--- Listed entries ---
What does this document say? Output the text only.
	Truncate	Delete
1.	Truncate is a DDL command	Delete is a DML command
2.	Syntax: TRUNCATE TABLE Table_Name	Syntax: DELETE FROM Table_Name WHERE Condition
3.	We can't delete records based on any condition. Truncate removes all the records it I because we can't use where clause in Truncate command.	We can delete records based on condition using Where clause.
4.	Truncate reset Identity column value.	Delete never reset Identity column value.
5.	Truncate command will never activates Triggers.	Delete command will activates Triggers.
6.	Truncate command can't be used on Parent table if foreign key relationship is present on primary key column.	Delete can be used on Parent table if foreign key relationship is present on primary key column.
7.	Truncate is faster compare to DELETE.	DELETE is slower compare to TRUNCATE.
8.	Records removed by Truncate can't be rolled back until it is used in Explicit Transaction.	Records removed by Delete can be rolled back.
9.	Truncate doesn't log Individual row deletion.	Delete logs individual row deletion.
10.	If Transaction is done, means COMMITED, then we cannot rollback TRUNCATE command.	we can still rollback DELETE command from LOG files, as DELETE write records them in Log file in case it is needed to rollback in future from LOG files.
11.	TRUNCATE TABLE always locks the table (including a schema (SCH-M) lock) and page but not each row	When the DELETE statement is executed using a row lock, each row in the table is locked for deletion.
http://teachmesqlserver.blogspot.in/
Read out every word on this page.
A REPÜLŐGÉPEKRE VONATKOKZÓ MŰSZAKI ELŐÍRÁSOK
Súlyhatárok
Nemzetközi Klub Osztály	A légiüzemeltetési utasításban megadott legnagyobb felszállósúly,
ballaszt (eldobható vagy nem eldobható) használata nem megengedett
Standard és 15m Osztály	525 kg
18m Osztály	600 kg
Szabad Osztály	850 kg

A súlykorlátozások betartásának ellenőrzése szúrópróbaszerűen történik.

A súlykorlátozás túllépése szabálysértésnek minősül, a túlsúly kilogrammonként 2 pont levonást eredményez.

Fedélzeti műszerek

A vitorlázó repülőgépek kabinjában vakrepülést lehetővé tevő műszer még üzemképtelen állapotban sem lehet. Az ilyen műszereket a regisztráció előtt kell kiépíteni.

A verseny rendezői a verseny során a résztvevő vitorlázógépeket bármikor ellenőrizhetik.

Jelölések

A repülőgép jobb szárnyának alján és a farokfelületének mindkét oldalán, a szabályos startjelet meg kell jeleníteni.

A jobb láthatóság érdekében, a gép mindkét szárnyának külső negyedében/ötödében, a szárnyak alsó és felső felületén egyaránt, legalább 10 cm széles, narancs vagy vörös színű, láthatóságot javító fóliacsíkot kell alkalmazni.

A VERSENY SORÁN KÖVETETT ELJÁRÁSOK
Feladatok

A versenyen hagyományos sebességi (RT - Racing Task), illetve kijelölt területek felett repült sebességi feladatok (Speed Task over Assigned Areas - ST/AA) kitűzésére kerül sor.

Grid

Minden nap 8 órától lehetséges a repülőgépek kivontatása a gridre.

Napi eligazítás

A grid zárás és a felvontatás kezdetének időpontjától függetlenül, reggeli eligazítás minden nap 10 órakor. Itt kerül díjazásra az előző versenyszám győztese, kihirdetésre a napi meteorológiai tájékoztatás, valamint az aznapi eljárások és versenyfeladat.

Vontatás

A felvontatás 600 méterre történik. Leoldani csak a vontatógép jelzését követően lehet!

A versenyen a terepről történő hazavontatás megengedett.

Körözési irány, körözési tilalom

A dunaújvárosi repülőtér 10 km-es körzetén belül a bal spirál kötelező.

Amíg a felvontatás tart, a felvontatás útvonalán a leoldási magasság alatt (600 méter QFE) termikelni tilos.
---
Task brief: Copy every line of the listing that includes the string "page".

Worked solution:
11.	TRUNCATE TABLE always locks the table (including a schema (SCH-M) lock) and page but not each row	When the DELETE statement is executed using a row lock, each row in the table is locked for deletion.
Read out every word on this page.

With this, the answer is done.